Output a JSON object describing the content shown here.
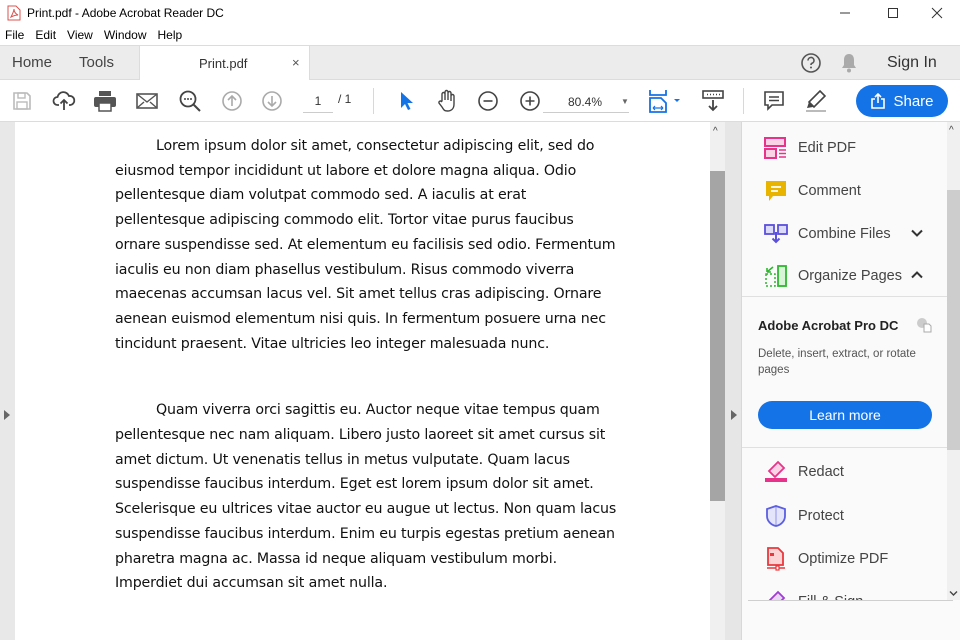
{
  "window": {
    "title": "Print.pdf - Adobe Acrobat Reader DC"
  },
  "menu": [
    "File",
    "Edit",
    "View",
    "Window",
    "Help"
  ],
  "tabs": {
    "home": "Home",
    "tools": "Tools",
    "document": "Print.pdf",
    "sign_in": "Sign In"
  },
  "toolbar": {
    "current_page": "1",
    "total_pages": "/ 1",
    "zoom_level": "80.4%",
    "share_label": "Share",
    "icons": [
      "save-icon",
      "upload-icon",
      "print-icon",
      "email-icon",
      "search-icon",
      "page-up-icon",
      "page-down-icon",
      "select-cursor-icon",
      "hand-icon",
      "zoom-out-icon",
      "zoom-in-icon",
      "fit-page-icon",
      "scroll-mode-icon",
      "comment-icon",
      "highlight-icon"
    ]
  },
  "document": {
    "paragraphs": [
      {
        "lines": [
          "Lorem ipsum dolor sit amet, consectetur adipiscing elit, sed do",
          "eiusmod tempor incididunt ut labore et dolore magna aliqua. Odio",
          "pellentesque diam volutpat commodo sed. A iaculis at erat",
          "pellentesque adipiscing commodo elit. Tortor vitae purus faucibus",
          "ornare suspendisse sed. At elementum eu facilisis sed odio. Fermentum",
          "iaculis eu non diam phasellus vestibulum. Risus commodo viverra",
          "maecenas accumsan lacus vel. Sit amet tellus cras adipiscing. Ornare",
          "aenean euismod elementum nisi quis. In fermentum posuere urna nec",
          "tincidunt praesent. Vitae ultricies leo integer malesuada nunc."
        ]
      },
      {
        "lines": [
          "Quam viverra orci sagittis eu. Auctor neque vitae tempus quam",
          "pellentesque nec nam aliquam. Libero justo laoreet sit amet cursus sit",
          "amet dictum. Ut venenatis tellus in metus vulputate. Quam lacus",
          "suspendisse faucibus interdum. Eget est lorem ipsum dolor sit amet.",
          "Scelerisque eu ultrices vitae auctor eu augue ut lectus. Non quam lacus",
          "suspendisse faucibus interdum. Enim eu turpis egestas pretium aenean",
          "pharetra magna ac. Massa id neque aliquam vestibulum morbi.",
          "Imperdiet dui accumsan sit amet nulla."
        ]
      }
    ]
  },
  "right_panel": {
    "tools_top": [
      {
        "label": "Edit PDF",
        "icon": "edit-pdf-icon",
        "color": "#e8338a"
      },
      {
        "label": "Comment",
        "icon": "comment-icon",
        "color": "#e8b400"
      },
      {
        "label": "Combine Files",
        "icon": "combine-files-icon",
        "color": "#5b4fdb",
        "chevron": "down"
      },
      {
        "label": "Organize Pages",
        "icon": "organize-pages-icon",
        "color": "#2eb82e",
        "chevron": "up"
      }
    ],
    "promo": {
      "title": "Adobe Acrobat Pro DC",
      "description": "Delete, insert, extract, or rotate pages",
      "button": "Learn more"
    },
    "tools_bottom": [
      {
        "label": "Redact",
        "icon": "redact-icon",
        "color": "#e8338a"
      },
      {
        "label": "Protect",
        "icon": "protect-icon",
        "color": "#5b5fe0"
      },
      {
        "label": "Optimize PDF",
        "icon": "optimize-pdf-icon",
        "color": "#e8383d"
      },
      {
        "label": "Fill & Sign",
        "icon": "fill-sign-icon",
        "color": "#a23bd6"
      }
    ]
  },
  "colors": {
    "accent": "#1473e6",
    "select_tool": "#1473e6"
  }
}
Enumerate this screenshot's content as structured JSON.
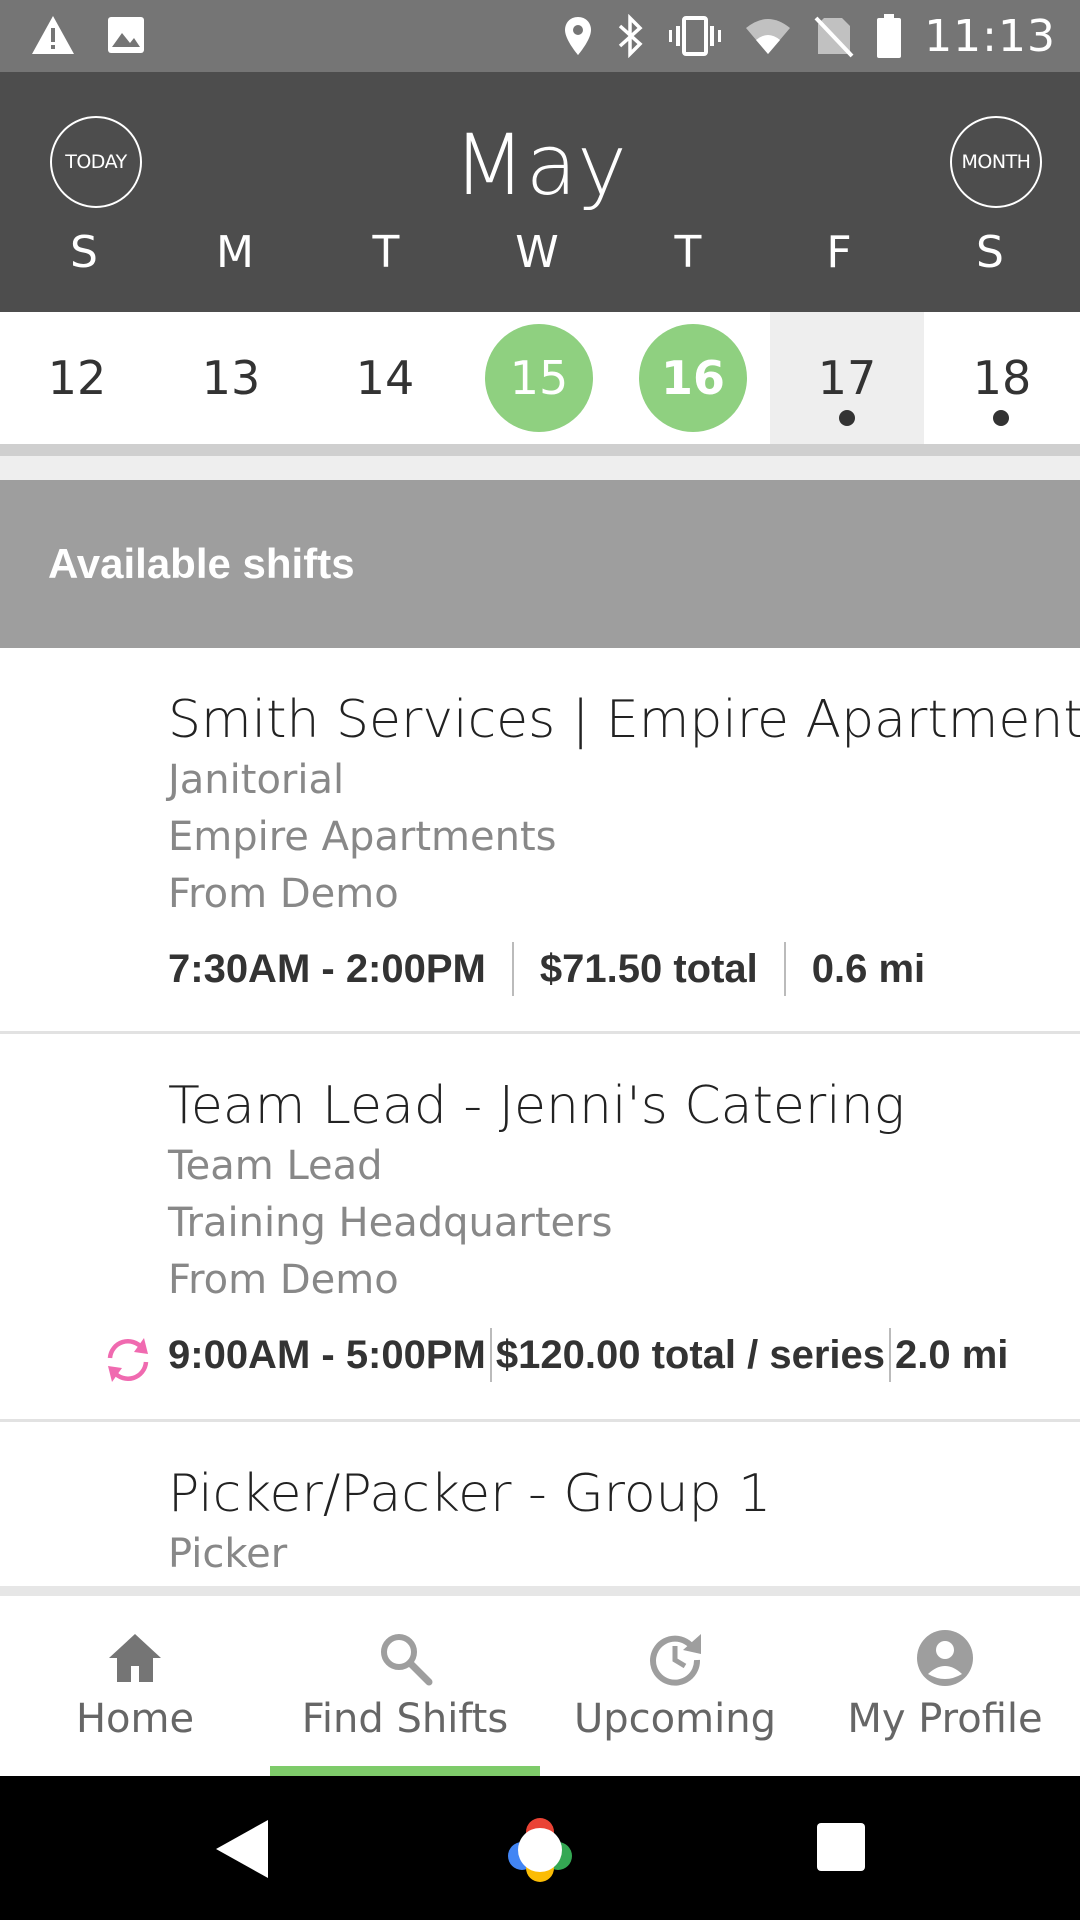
---*---
*Work instructions*:
Keep only those lines of the records that hold "suspendisse", and return them.

*Solution to this problem*:
          "ornare suspendisse sed. At elementum eu facilisis sed odio. Fermentum",
          "suspendisse faucibus interdum. Eget est lorem ipsum dolor sit amet.",
          "suspendisse faucibus interdum. Enim eu turpis egestas pretium aenean",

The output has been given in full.